■ What you have to do:
The entries below are to be repeated exactly as they stand.

■ Data entries:
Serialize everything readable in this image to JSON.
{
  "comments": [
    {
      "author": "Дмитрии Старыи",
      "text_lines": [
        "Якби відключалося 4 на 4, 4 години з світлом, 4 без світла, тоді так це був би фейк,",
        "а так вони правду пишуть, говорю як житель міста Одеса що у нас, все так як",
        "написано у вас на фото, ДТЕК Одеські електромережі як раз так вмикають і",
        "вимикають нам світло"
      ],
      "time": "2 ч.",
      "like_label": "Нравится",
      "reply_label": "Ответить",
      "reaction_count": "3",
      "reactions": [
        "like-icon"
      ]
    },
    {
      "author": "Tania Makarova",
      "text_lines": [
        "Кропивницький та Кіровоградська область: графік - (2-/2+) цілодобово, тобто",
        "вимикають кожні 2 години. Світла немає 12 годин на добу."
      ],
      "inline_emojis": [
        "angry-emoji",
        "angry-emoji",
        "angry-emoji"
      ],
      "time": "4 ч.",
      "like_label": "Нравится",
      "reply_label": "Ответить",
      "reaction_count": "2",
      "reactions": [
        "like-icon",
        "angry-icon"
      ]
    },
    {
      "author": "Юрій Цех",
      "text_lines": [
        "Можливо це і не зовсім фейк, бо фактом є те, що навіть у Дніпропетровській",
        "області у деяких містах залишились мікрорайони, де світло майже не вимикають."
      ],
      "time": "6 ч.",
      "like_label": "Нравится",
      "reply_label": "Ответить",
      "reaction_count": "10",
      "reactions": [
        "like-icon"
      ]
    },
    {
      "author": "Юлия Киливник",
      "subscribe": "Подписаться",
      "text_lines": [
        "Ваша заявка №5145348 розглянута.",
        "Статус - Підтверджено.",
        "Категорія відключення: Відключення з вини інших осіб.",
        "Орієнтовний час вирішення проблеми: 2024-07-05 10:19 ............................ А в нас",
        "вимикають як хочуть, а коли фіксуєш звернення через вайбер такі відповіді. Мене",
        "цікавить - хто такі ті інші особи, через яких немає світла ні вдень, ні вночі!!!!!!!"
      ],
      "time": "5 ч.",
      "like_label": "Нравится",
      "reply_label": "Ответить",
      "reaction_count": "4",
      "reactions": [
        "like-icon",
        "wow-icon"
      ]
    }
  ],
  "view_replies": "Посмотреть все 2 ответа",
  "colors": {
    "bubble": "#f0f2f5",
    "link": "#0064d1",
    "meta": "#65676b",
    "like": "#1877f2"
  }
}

■ Complete response:
Serialize everything readable in this image to JSON.
{
  "comments": [
    {
      "author": "Дмитрии Старыи",
      "text_lines": [
        "Якби відключалося 4 на 4, 4 години з світлом, 4 без світла, тоді так це був би фейк,",
        "а так вони правду пишуть, говорю як житель міста Одеса що у нас, все так як",
        "написано у вас на фото, ДТЕК Одеські електромережі як раз так вмикають і",
        "вимикають нам світло"
      ],
      "time": "2 ч.",
      "like_label": "Нравится",
      "reply_label": "Ответить",
      "reaction_count": "3",
      "reactions": [
        "like-icon"
      ]
    },
    {
      "author": "Tania Makarova",
      "text_lines": [
        "Кропивницький та Кіровоградська область: графік - (2-/2+) цілодобово, тобто",
        "вимикають кожні 2 години. Світла немає 12 годин на добу."
      ],
      "inline_emojis": [
        "angry-emoji",
        "angry-emoji",
        "angry-emoji"
      ],
      "time": "4 ч.",
      "like_label": "Нравится",
      "reply_label": "Ответить",
      "reaction_count": "2",
      "reactions": [
        "like-icon",
        "angry-icon"
      ]
    },
    {
      "author": "Юрій Цех",
      "text_lines": [
        "Можливо це і не зовсім фейк, бо фактом є те, що навіть у Дніпропетровській",
        "області у деяких містах залишились мікрорайони, де світло майже не вимикають."
      ],
      "time": "6 ч.",
      "like_label": "Нравится",
      "reply_label": "Ответить",
      "reaction_count": "10",
      "reactions": [
        "like-icon"
      ]
    },
    {
      "author": "Юлия Киливник",
      "subscribe": "Подписаться",
      "text_lines": [
        "Ваша заявка №5145348 розглянута.",
        "Статус - Підтверджено.",
        "Категорія відключення: Відключення з вини інших осіб.",
        "Орієнтовний час вирішення проблеми: 2024-07-05 10:19 ............................ А в нас",
        "вимикають як хочуть, а коли фіксуєш звернення через вайбер такі відповіді. Мене",
        "цікавить - хто такі ті інші особи, через яких немає світла ні вдень, ні вночі!!!!!!!"
      ],
      "time": "5 ч.",
      "like_label": "Нравится",
      "reply_label": "Ответить",
      "reaction_count": "4",
      "reactions": [
        "like-icon",
        "wow-icon"
      ]
    }
  ],
  "view_replies": "Посмотреть все 2 ответа",
  "colors": {
    "bubble": "#f0f2f5",
    "link": "#0064d1",
    "meta": "#65676b",
    "like": "#1877f2"
  }
}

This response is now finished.